# Exercise brief
Omit the images, then output each of the records below exactly.

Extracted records

====

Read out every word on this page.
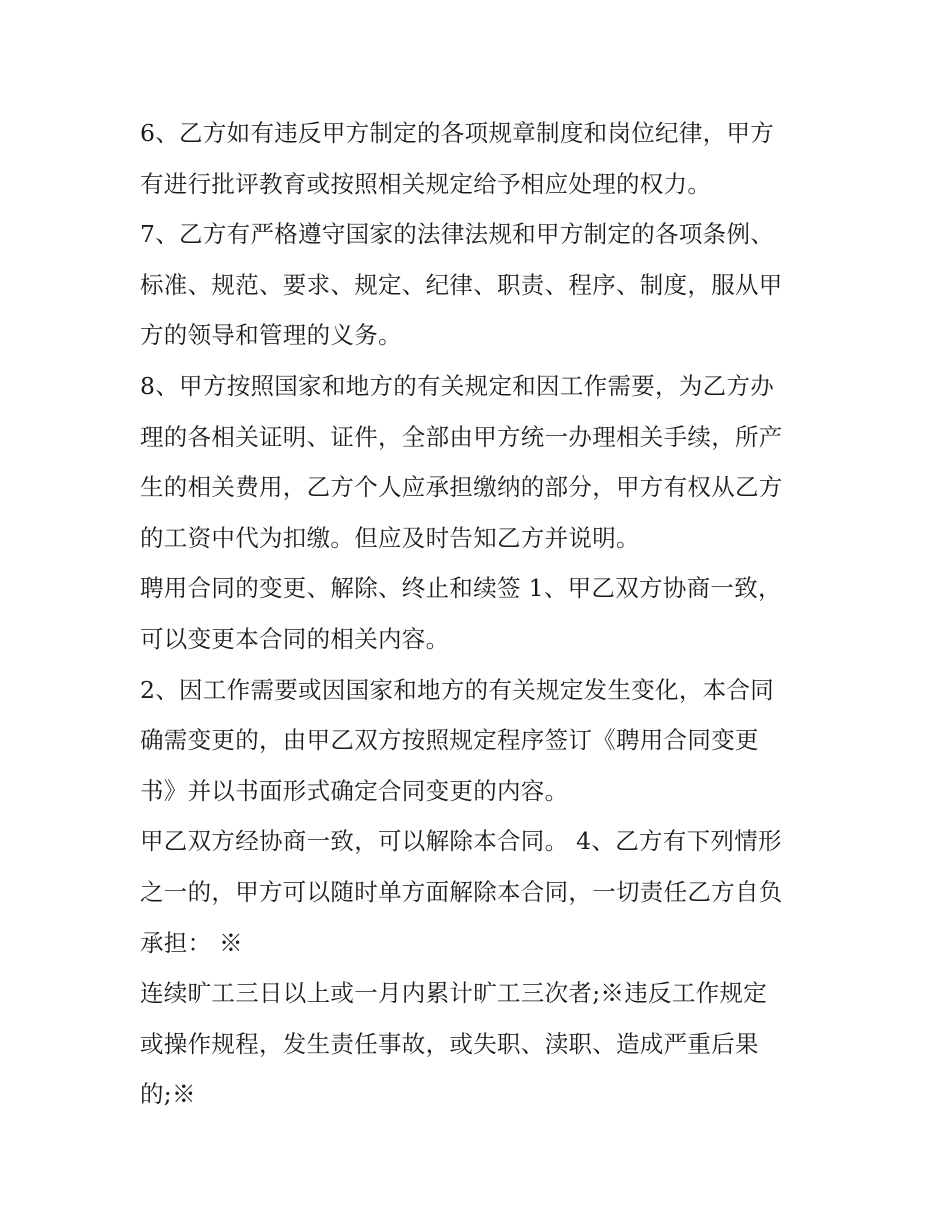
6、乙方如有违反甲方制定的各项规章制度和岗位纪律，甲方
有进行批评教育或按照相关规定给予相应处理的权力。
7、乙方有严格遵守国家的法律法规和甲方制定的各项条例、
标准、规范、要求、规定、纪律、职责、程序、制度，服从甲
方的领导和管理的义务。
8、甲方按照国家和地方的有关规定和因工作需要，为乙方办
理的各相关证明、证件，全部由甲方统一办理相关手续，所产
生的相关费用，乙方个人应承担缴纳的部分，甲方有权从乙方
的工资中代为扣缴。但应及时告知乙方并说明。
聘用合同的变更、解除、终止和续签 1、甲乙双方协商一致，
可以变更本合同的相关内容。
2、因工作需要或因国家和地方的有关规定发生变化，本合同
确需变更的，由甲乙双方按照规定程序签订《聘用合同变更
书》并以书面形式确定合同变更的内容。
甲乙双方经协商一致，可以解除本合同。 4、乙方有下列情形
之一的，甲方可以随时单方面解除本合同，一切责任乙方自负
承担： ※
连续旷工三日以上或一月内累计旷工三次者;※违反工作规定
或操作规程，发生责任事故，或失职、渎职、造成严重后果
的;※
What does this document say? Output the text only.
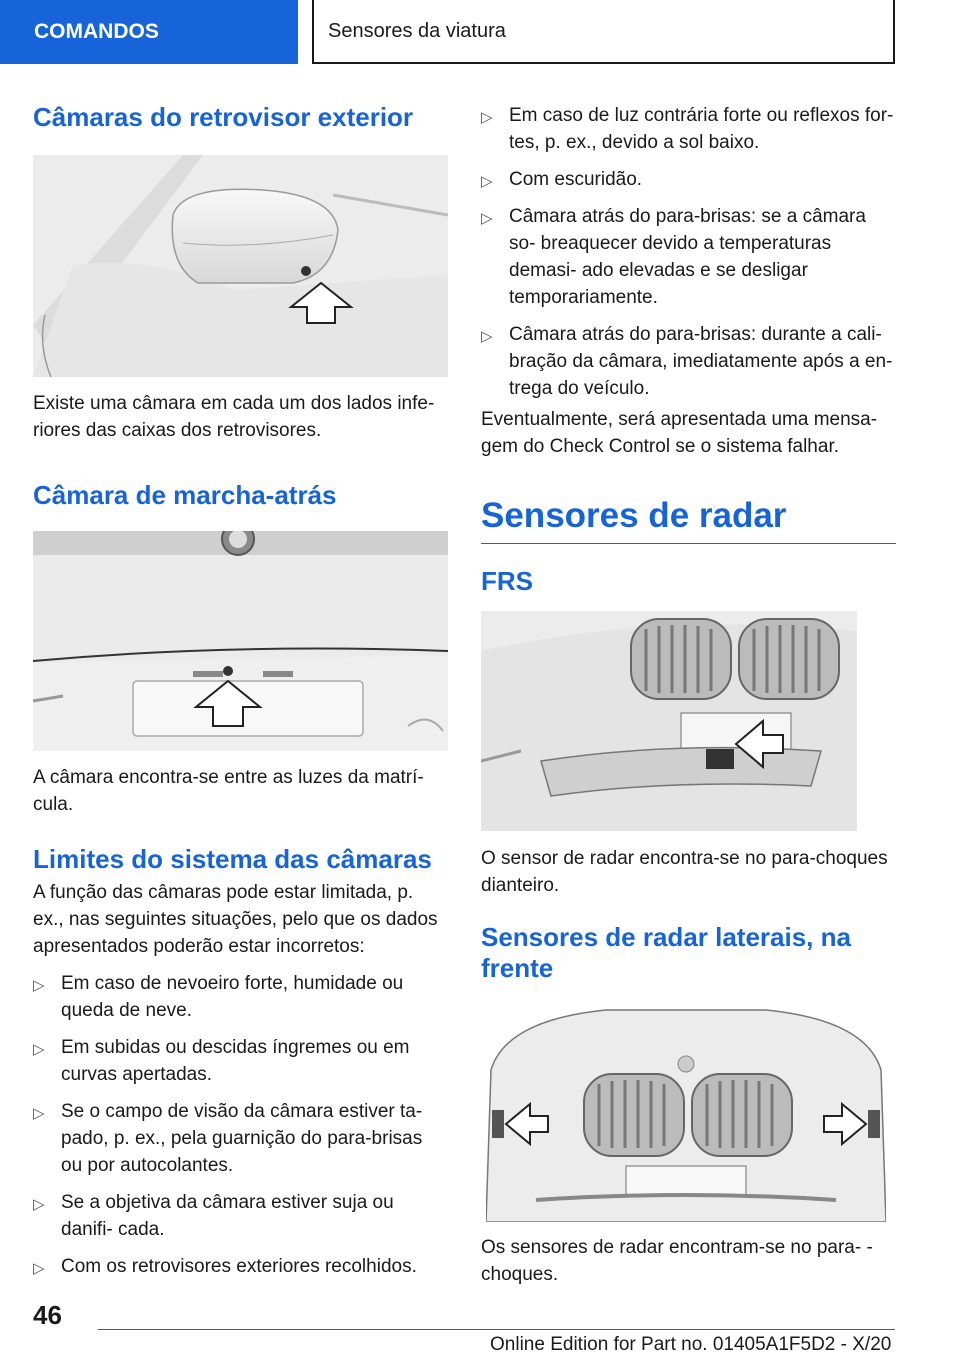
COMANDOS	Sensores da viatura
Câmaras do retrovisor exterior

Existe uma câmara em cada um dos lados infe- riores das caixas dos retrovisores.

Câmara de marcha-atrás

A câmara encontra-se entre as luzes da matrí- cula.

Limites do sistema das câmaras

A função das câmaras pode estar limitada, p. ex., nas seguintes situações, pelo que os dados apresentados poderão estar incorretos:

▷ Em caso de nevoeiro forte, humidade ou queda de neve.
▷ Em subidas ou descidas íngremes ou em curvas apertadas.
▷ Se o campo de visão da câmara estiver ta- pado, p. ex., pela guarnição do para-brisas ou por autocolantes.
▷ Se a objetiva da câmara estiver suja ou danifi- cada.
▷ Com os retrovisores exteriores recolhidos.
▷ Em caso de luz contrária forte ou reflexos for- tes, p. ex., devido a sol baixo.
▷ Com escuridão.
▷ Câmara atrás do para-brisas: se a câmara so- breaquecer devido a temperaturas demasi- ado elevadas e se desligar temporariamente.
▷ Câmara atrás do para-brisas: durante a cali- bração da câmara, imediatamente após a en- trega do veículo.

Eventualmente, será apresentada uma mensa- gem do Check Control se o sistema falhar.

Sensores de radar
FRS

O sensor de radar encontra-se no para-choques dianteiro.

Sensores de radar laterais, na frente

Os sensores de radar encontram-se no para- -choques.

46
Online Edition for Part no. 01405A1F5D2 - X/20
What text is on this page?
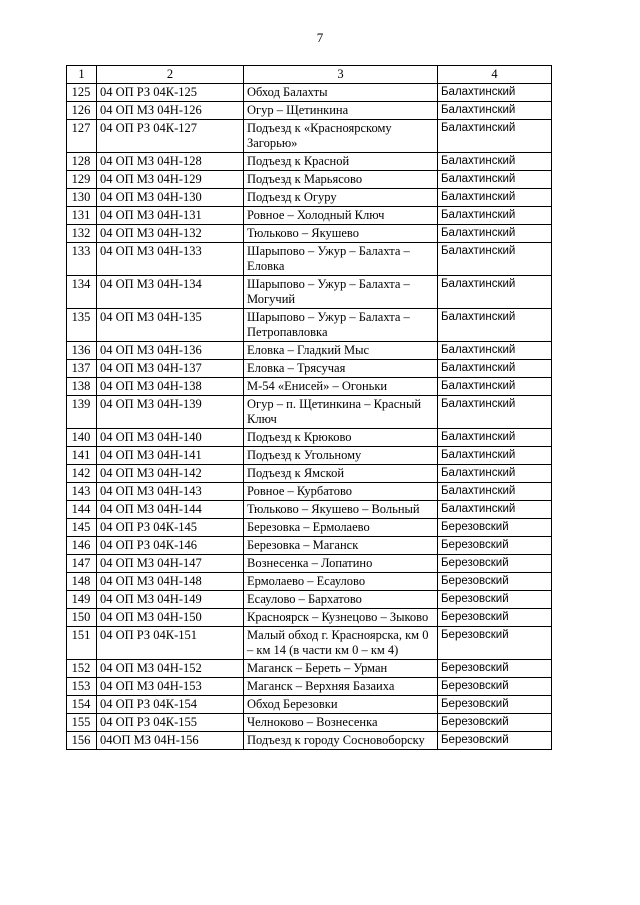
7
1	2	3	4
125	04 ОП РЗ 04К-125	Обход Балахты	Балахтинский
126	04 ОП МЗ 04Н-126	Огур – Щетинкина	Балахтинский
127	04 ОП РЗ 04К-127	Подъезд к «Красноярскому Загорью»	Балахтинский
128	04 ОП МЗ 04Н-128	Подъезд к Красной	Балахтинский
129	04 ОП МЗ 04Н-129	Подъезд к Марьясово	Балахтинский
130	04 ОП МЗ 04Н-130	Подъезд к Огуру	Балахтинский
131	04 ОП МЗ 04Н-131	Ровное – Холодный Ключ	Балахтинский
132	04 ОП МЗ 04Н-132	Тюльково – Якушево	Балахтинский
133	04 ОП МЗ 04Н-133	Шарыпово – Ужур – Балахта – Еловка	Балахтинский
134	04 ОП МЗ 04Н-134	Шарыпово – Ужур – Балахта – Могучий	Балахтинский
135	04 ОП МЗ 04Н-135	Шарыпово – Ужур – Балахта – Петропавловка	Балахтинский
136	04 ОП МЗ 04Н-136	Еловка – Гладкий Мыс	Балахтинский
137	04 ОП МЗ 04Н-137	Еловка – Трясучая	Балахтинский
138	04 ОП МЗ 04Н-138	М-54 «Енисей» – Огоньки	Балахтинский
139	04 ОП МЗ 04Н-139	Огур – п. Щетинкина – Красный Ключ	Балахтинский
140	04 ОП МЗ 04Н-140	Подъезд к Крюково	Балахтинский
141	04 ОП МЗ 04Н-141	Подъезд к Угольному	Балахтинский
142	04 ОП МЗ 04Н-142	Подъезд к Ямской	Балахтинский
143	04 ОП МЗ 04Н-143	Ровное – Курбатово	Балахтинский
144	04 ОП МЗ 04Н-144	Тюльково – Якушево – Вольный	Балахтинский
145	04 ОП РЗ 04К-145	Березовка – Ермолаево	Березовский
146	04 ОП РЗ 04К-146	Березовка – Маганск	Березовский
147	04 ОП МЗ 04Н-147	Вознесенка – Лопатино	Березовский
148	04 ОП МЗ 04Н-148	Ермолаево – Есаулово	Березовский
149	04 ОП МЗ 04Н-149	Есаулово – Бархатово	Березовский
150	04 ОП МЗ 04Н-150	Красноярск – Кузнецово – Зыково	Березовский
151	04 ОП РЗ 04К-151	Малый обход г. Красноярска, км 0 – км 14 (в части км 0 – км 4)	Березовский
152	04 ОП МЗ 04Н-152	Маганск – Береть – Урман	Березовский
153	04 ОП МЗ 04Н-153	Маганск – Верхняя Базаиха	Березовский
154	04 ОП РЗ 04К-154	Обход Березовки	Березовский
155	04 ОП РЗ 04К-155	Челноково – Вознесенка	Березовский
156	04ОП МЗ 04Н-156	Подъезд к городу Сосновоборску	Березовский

====

# The reply
Read out every word on this page.
6、乙方如有违反甲方制定的各项规章制度和岗位纪律，甲方
有进行批评教育或按照相关规定给予相应处理的权力。
7、乙方有严格遵守国家的法律法规和甲方制定的各项条例、
标准、规范、要求、规定、纪律、职责、程序、制度，服从甲
方的领导和管理的义务。
8、甲方按照国家和地方的有关规定和因工作需要，为乙方办
理的各相关证明、证件，全部由甲方统一办理相关手续，所产
生的相关费用，乙方个人应承担缴纳的部分，甲方有权从乙方
的工资中代为扣缴。但应及时告知乙方并说明。
聘用合同的变更、解除、终止和续签 1、甲乙双方协商一致，
可以变更本合同的相关内容。
2、因工作需要或因国家和地方的有关规定发生变化，本合同
确需变更的，由甲乙双方按照规定程序签订《聘用合同变更
书》并以书面形式确定合同变更的内容。
甲乙双方经协商一致，可以解除本合同。 4、乙方有下列情形
之一的，甲方可以随时单方面解除本合同，一切责任乙方自负
承担： ※
连续旷工三日以上或一月内累计旷工三次者;※违反工作规定
或操作规程，发生责任事故，或失职、渎职、造成严重后果
的;※
What does this document say? Output the text only.
COMANDOS	Sensores da viatura
Câmaras do retrovisor exterior

Existe uma câmara em cada um dos lados infe- riores das caixas dos retrovisores.

Câmara de marcha-atrás

A câmara encontra-se entre as luzes da matrí- cula.

Limites do sistema das câmaras

A função das câmaras pode estar limitada, p. ex., nas seguintes situações, pelo que os dados apresentados poderão estar incorretos:

▷ Em caso de nevoeiro forte, humidade ou queda de neve.
▷ Em subidas ou descidas íngremes ou em curvas apertadas.
▷ Se o campo de visão da câmara estiver ta- pado, p. ex., pela guarnição do para-brisas ou por autocolantes.
▷ Se a objetiva da câmara estiver suja ou danifi- cada.
▷ Com os retrovisores exteriores recolhidos.
▷ Em caso de luz contrária forte ou reflexos for- tes, p. ex., devido a sol baixo.
▷ Com escuridão.
▷ Câmara atrás do para-brisas: se a câmara so- breaquecer devido a temperaturas demasi- ado elevadas e se desligar temporariamente.
▷ Câmara atrás do para-brisas: durante a cali- bração da câmara, imediatamente após a en- trega do veículo.

Eventualmente, será apresentada uma mensa- gem do Check Control se o sistema falhar.

Sensores de radar
FRS

O sensor de radar encontra-se no para-choques dianteiro.

Sensores de radar laterais, na frente

Os sensores de radar encontram-se no para- -choques.

46
Online Edition for Part no. 01405A1F5D2 - X/20
What text is on this page?
7
1	2	3	4
125	04 ОП РЗ 04К-125	Обход Балахты	Балахтинский
126	04 ОП МЗ 04Н-126	Огур – Щетинкина	Балахтинский
127	04 ОП РЗ 04К-127	Подъезд к «Красноярскому Загорью»	Балахтинский
128	04 ОП МЗ 04Н-128	Подъезд к Красной	Балахтинский
129	04 ОП МЗ 04Н-129	Подъезд к Марьясово	Балахтинский
130	04 ОП МЗ 04Н-130	Подъезд к Огуру	Балахтинский
131	04 ОП МЗ 04Н-131	Ровное – Холодный Ключ	Балахтинский
132	04 ОП МЗ 04Н-132	Тюльково – Якушево	Балахтинский
133	04 ОП МЗ 04Н-133	Шарыпово – Ужур – Балахта – Еловка	Балахтинский
134	04 ОП МЗ 04Н-134	Шарыпово – Ужур – Балахта – Могучий	Балахтинский
135	04 ОП МЗ 04Н-135	Шарыпово – Ужур – Балахта – Петропавловка	Балахтинский
136	04 ОП МЗ 04Н-136	Еловка – Гладкий Мыс	Балахтинский
137	04 ОП МЗ 04Н-137	Еловка – Трясучая	Балахтинский
138	04 ОП МЗ 04Н-138	М-54 «Енисей» – Огоньки	Балахтинский
139	04 ОП МЗ 04Н-139	Огур – п. Щетинкина – Красный Ключ	Балахтинский
140	04 ОП МЗ 04Н-140	Подъезд к Крюково	Балахтинский
141	04 ОП МЗ 04Н-141	Подъезд к Угольному	Балахтинский
142	04 ОП МЗ 04Н-142	Подъезд к Ямской	Балахтинский
143	04 ОП МЗ 04Н-143	Ровное – Курбатово	Балахтинский
144	04 ОП МЗ 04Н-144	Тюльково – Якушево – Вольный	Балахтинский
145	04 ОП РЗ 04К-145	Березовка – Ермолаево	Березовский
146	04 ОП РЗ 04К-146	Березовка – Маганск	Березовский
147	04 ОП МЗ 04Н-147	Вознесенка – Лопатино	Березовский
148	04 ОП МЗ 04Н-148	Ермолаево – Есаулово	Березовский
149	04 ОП МЗ 04Н-149	Есаулово – Бархатово	Березовский
150	04 ОП МЗ 04Н-150	Красноярск – Кузнецово – Зыково	Березовский
151	04 ОП РЗ 04К-151	Малый обход г. Красноярска, км 0 – км 14 (в части км 0 – км 4)	Березовский
152	04 ОП МЗ 04Н-152	Маганск – Береть – Урман	Березовский
153	04 ОП МЗ 04Н-153	Маганск – Верхняя Базаиха	Березовский
154	04 ОП РЗ 04К-154	Обход Березовки	Березовский
155	04 ОП РЗ 04К-155	Челноково – Вознесенка	Березовский
156	04ОП МЗ 04Н-156	Подъезд к городу Сосновоборску	Березовский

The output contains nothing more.